Element box records:
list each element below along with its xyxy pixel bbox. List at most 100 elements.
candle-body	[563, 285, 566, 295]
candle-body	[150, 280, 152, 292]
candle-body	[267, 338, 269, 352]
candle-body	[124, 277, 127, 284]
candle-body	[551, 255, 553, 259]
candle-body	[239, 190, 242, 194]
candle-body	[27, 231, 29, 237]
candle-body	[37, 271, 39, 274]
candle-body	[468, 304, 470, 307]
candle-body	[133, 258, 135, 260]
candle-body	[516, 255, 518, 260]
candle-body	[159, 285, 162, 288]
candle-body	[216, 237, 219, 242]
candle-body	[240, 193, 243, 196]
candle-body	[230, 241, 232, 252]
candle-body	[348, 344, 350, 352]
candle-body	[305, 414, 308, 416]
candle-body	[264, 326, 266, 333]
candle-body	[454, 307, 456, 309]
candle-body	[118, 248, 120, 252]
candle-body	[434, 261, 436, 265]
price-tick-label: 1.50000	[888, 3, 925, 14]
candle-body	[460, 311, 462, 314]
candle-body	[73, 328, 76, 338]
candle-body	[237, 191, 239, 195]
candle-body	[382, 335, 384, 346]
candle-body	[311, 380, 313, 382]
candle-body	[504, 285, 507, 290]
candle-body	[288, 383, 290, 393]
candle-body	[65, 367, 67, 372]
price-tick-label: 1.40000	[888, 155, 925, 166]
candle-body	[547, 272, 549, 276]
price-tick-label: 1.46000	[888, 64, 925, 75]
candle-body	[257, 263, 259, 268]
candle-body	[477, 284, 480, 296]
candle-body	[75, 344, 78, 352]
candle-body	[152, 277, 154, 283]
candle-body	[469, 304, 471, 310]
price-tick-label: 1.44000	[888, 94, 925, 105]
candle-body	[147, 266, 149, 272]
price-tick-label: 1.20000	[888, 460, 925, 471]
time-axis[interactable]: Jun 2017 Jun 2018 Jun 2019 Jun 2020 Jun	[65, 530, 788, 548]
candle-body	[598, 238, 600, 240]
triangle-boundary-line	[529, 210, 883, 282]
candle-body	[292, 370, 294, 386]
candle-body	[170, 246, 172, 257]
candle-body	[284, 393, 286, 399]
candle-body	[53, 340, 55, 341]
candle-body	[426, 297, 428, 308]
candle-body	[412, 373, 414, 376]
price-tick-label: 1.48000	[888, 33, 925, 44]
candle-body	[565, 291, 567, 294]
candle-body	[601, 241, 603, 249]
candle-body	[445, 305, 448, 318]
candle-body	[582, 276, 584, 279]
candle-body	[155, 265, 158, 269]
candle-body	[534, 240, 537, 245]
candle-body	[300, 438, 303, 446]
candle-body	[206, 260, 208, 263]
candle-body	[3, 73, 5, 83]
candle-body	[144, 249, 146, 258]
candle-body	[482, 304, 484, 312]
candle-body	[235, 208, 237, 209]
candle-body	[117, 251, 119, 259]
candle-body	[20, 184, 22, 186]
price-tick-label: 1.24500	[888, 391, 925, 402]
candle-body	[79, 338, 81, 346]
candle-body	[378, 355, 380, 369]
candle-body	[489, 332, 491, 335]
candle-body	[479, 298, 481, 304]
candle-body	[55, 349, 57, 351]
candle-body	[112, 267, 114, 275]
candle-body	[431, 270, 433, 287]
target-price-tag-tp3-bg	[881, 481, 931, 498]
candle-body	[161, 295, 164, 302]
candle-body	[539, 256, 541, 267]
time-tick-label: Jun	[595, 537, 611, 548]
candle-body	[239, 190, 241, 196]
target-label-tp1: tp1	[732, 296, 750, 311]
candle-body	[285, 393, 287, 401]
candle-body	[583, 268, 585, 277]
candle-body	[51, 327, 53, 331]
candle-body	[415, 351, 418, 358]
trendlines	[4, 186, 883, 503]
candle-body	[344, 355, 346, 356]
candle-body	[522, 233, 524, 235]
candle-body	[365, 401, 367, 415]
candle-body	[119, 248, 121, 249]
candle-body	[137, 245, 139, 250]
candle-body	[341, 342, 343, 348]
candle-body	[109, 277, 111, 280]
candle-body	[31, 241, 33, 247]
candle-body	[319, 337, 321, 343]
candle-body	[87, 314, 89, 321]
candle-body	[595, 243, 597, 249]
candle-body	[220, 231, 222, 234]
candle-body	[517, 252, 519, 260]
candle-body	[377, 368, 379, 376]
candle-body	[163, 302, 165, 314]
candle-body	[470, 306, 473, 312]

STATED EXERCISE:
Transcribe the material verbatim, beginning with its first line and ending with the line that contains "335, 384, 346]", including both of these lines.

COMPLETE OUTPUT:
list each element below along with its xyxy pixel bbox. List at most 100 elements.
candle-body	[563, 285, 566, 295]
candle-body	[150, 280, 152, 292]
candle-body	[267, 338, 269, 352]
candle-body	[124, 277, 127, 284]
candle-body	[551, 255, 553, 259]
candle-body	[239, 190, 242, 194]
candle-body	[27, 231, 29, 237]
candle-body	[37, 271, 39, 274]
candle-body	[468, 304, 470, 307]
candle-body	[133, 258, 135, 260]
candle-body	[516, 255, 518, 260]
candle-body	[159, 285, 162, 288]
candle-body	[216, 237, 219, 242]
candle-body	[240, 193, 243, 196]
candle-body	[230, 241, 232, 252]
candle-body	[348, 344, 350, 352]
candle-body	[305, 414, 308, 416]
candle-body	[264, 326, 266, 333]
candle-body	[454, 307, 456, 309]
candle-body	[118, 248, 120, 252]
candle-body	[434, 261, 436, 265]
price-tick-label: 1.50000	[888, 3, 925, 14]
candle-body	[460, 311, 462, 314]
candle-body	[73, 328, 76, 338]
candle-body	[237, 191, 239, 195]
candle-body	[382, 335, 384, 346]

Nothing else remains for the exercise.